Challenge
Locate the string "ストック型売上総利益" throughout the material and copy every line in which it occurs.

Given data

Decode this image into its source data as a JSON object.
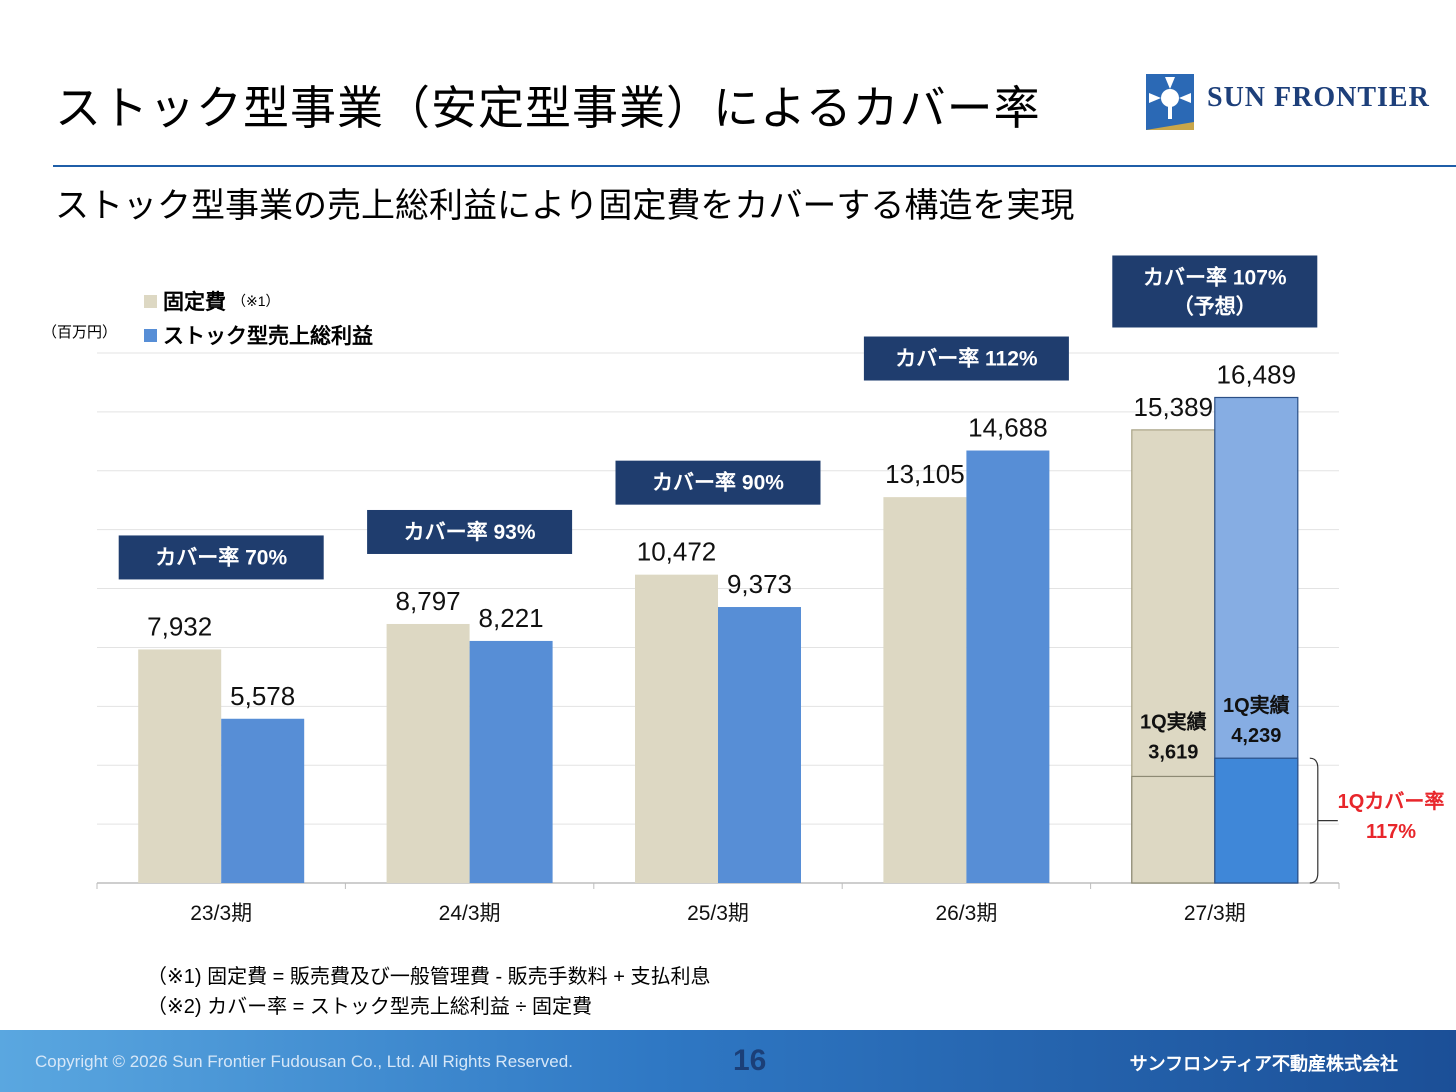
{
  "header": {
    "title": "ストック型事業（安定型事業）によるカバー率",
    "subtitle": "ストック型事業の売上総利益により固定費をカバーする構造を実現",
    "logo_text": "SUN FRONTIER"
  },
  "colors": {
    "fixed_cost": "#ddd8c3",
    "stock_profit": "#578ed6",
    "stock_forecast": "#86ade3",
    "stock_actual": "#3f87d8",
    "cover_box": "#1f3d6e",
    "highlight_red": "#e8262b",
    "rule": "#1f5ea8"
  },
  "chart_data": {
    "type": "bar",
    "unit_label": "（百万円）",
    "categories": [
      "23/3期",
      "24/3期",
      "25/3期",
      "26/3期",
      "27/3期"
    ],
    "series": [
      {
        "name": "固定費",
        "note": "（※1）",
        "values": [
          7932,
          8797,
          10472,
          13105,
          15389
        ]
      },
      {
        "name": "ストック型売上総利益",
        "values": [
          5578,
          8221,
          9373,
          14688,
          16489
        ]
      }
    ],
    "value_labels": {
      "fixed_cost": [
        "7,932",
        "8,797",
        "10,472",
        "13,105",
        "15,389"
      ],
      "stock_profit": [
        "5,578",
        "8,221",
        "9,373",
        "14,688",
        "16,489"
      ]
    },
    "cover_rates": [
      {
        "lines": [
          "カバー率 70%"
        ]
      },
      {
        "lines": [
          "カバー率 93%"
        ]
      },
      {
        "lines": [
          "カバー率 90%"
        ]
      },
      {
        "lines": [
          "カバー率 112%"
        ]
      },
      {
        "lines": [
          "カバー率 107%",
          "（予想）"
        ]
      }
    ],
    "q1_actual": {
      "fixed_cost": {
        "value": 3619,
        "lines": [
          "1Q実績",
          "3,619"
        ]
      },
      "stock_profit": {
        "value": 4239,
        "lines": [
          "1Q実績",
          "4,239"
        ]
      },
      "cover_rate_lines": [
        "1Qカバー率",
        "117%"
      ]
    },
    "forecast_category_index": 4,
    "ylim": [
      0,
      18000
    ],
    "grid": true
  },
  "notes": [
    "（※1) 固定費 = 販売費及び一般管理費 - 販売手数料 + 支払利息",
    "（※2) カバー率 = ストック型売上総利益 ÷ 固定費"
  ],
  "footer": {
    "copyright": "Copyright © 2026 Sun Frontier Fudousan Co., Ltd. All Rights Reserved.",
    "page": "16",
    "company": "サンフロンティア不動産株式会社"
  }
}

Task output
        "name": "ストック型売上総利益",
    "（※2) カバー率 = ストック型売上総利益 ÷ 固定費"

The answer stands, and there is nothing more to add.